WORK TO BE COMPLETED
Will you give every entry again exactly as it stands?
* BEGIN ITEMS *
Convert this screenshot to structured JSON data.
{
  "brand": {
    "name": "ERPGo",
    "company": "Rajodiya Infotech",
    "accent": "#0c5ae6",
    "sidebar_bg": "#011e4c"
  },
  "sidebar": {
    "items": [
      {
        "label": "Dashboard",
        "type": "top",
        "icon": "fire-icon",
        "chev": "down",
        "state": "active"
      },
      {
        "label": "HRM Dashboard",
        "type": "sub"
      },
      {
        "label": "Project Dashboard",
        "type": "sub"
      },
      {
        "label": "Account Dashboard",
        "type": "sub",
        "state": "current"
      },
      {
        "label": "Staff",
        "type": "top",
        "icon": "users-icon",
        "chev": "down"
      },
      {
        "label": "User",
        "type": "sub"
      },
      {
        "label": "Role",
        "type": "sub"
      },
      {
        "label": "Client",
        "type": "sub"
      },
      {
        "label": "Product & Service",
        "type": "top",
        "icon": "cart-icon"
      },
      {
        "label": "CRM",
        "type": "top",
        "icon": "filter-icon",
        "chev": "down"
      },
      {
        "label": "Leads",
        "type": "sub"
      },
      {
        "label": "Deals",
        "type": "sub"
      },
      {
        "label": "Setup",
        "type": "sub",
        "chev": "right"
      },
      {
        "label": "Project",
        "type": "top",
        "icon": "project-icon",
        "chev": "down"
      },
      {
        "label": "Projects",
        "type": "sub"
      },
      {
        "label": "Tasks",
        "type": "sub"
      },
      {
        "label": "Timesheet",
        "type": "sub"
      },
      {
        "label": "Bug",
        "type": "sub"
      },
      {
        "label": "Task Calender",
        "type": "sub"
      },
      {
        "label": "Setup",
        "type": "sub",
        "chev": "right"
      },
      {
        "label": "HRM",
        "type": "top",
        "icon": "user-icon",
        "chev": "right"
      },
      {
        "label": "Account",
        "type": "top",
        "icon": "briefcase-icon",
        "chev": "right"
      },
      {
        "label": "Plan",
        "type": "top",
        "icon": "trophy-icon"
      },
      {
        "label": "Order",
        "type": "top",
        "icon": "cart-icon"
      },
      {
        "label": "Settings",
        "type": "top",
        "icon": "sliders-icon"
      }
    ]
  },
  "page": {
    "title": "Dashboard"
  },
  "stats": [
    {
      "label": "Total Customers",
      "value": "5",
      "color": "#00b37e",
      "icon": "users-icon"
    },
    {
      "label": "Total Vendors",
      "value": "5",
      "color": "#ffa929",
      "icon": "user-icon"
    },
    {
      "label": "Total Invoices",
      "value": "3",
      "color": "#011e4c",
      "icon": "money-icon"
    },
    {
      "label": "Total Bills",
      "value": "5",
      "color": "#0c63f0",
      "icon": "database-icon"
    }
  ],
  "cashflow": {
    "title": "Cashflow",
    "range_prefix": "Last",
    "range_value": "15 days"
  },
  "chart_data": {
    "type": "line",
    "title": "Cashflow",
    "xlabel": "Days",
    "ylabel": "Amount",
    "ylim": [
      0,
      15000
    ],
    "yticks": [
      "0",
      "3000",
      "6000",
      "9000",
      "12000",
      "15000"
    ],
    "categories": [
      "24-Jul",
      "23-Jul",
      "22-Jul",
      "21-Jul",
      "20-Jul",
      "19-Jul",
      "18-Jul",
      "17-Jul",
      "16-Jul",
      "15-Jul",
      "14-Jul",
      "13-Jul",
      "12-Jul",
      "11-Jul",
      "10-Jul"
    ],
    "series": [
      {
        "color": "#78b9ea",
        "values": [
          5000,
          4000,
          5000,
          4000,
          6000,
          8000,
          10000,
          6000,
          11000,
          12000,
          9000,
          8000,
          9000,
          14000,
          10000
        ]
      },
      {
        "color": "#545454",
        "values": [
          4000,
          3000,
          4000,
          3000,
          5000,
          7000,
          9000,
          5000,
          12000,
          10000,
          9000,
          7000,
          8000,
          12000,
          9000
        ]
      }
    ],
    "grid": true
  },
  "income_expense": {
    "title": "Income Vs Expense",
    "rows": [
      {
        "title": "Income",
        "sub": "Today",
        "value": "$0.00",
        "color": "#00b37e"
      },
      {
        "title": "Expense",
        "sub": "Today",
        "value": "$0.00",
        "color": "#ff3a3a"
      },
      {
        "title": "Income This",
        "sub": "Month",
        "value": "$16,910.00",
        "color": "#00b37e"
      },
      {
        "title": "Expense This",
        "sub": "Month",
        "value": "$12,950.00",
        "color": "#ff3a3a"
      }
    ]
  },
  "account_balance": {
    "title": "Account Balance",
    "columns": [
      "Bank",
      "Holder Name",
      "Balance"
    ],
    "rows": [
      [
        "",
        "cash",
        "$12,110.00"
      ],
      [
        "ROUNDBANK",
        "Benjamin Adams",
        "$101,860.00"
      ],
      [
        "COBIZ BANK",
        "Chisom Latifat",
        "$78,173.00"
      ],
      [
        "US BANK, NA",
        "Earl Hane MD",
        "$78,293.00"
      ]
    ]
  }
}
* END ITEMS *
COMPLETE OUTPUT
Convert this screenshot to structured JSON data.
{
  "brand": {
    "name": "ERPGo",
    "company": "Rajodiya Infotech",
    "accent": "#0c5ae6",
    "sidebar_bg": "#011e4c"
  },
  "sidebar": {
    "items": [
      {
        "label": "Dashboard",
        "type": "top",
        "icon": "fire-icon",
        "chev": "down",
        "state": "active"
      },
      {
        "label": "HRM Dashboard",
        "type": "sub"
      },
      {
        "label": "Project Dashboard",
        "type": "sub"
      },
      {
        "label": "Account Dashboard",
        "type": "sub",
        "state": "current"
      },
      {
        "label": "Staff",
        "type": "top",
        "icon": "users-icon",
        "chev": "down"
      },
      {
        "label": "User",
        "type": "sub"
      },
      {
        "label": "Role",
        "type": "sub"
      },
      {
        "label": "Client",
        "type": "sub"
      },
      {
        "label": "Product & Service",
        "type": "top",
        "icon": "cart-icon"
      },
      {
        "label": "CRM",
        "type": "top",
        "icon": "filter-icon",
        "chev": "down"
      },
      {
        "label": "Leads",
        "type": "sub"
      },
      {
        "label": "Deals",
        "type": "sub"
      },
      {
        "label": "Setup",
        "type": "sub",
        "chev": "right"
      },
      {
        "label": "Project",
        "type": "top",
        "icon": "project-icon",
        "chev": "down"
      },
      {
        "label": "Projects",
        "type": "sub"
      },
      {
        "label": "Tasks",
        "type": "sub"
      },
      {
        "label": "Timesheet",
        "type": "sub"
      },
      {
        "label": "Bug",
        "type": "sub"
      },
      {
        "label": "Task Calender",
        "type": "sub"
      },
      {
        "label": "Setup",
        "type": "sub",
        "chev": "right"
      },
      {
        "label": "HRM",
        "type": "top",
        "icon": "user-icon",
        "chev": "right"
      },
      {
        "label": "Account",
        "type": "top",
        "icon": "briefcase-icon",
        "chev": "right"
      },
      {
        "label": "Plan",
        "type": "top",
        "icon": "trophy-icon"
      },
      {
        "label": "Order",
        "type": "top",
        "icon": "cart-icon"
      },
      {
        "label": "Settings",
        "type": "top",
        "icon": "sliders-icon"
      }
    ]
  },
  "page": {
    "title": "Dashboard"
  },
  "stats": [
    {
      "label": "Total Customers",
      "value": "5",
      "color": "#00b37e",
      "icon": "users-icon"
    },
    {
      "label": "Total Vendors",
      "value": "5",
      "color": "#ffa929",
      "icon": "user-icon"
    },
    {
      "label": "Total Invoices",
      "value": "3",
      "color": "#011e4c",
      "icon": "money-icon"
    },
    {
      "label": "Total Bills",
      "value": "5",
      "color": "#0c63f0",
      "icon": "database-icon"
    }
  ],
  "cashflow": {
    "title": "Cashflow",
    "range_prefix": "Last",
    "range_value": "15 days"
  },
  "chart_data": {
    "type": "line",
    "title": "Cashflow",
    "xlabel": "Days",
    "ylabel": "Amount",
    "ylim": [
      0,
      15000
    ],
    "yticks": [
      "0",
      "3000",
      "6000",
      "9000",
      "12000",
      "15000"
    ],
    "categories": [
      "24-Jul",
      "23-Jul",
      "22-Jul",
      "21-Jul",
      "20-Jul",
      "19-Jul",
      "18-Jul",
      "17-Jul",
      "16-Jul",
      "15-Jul",
      "14-Jul",
      "13-Jul",
      "12-Jul",
      "11-Jul",
      "10-Jul"
    ],
    "series": [
      {
        "color": "#78b9ea",
        "values": [
          5000,
          4000,
          5000,
          4000,
          6000,
          8000,
          10000,
          6000,
          11000,
          12000,
          9000,
          8000,
          9000,
          14000,
          10000
        ]
      },
      {
        "color": "#545454",
        "values": [
          4000,
          3000,
          4000,
          3000,
          5000,
          7000,
          9000,
          5000,
          12000,
          10000,
          9000,
          7000,
          8000,
          12000,
          9000
        ]
      }
    ],
    "grid": true
  },
  "income_expense": {
    "title": "Income Vs Expense",
    "rows": [
      {
        "title": "Income",
        "sub": "Today",
        "value": "$0.00",
        "color": "#00b37e"
      },
      {
        "title": "Expense",
        "sub": "Today",
        "value": "$0.00",
        "color": "#ff3a3a"
      },
      {
        "title": "Income This",
        "sub": "Month",
        "value": "$16,910.00",
        "color": "#00b37e"
      },
      {
        "title": "Expense This",
        "sub": "Month",
        "value": "$12,950.00",
        "color": "#ff3a3a"
      }
    ]
  },
  "account_balance": {
    "title": "Account Balance",
    "columns": [
      "Bank",
      "Holder Name",
      "Balance"
    ],
    "rows": [
      [
        "",
        "cash",
        "$12,110.00"
      ],
      [
        "ROUNDBANK",
        "Benjamin Adams",
        "$101,860.00"
      ],
      [
        "COBIZ BANK",
        "Chisom Latifat",
        "$78,173.00"
      ],
      [
        "US BANK, NA",
        "Earl Hane MD",
        "$78,293.00"
      ]
    ]
  }
}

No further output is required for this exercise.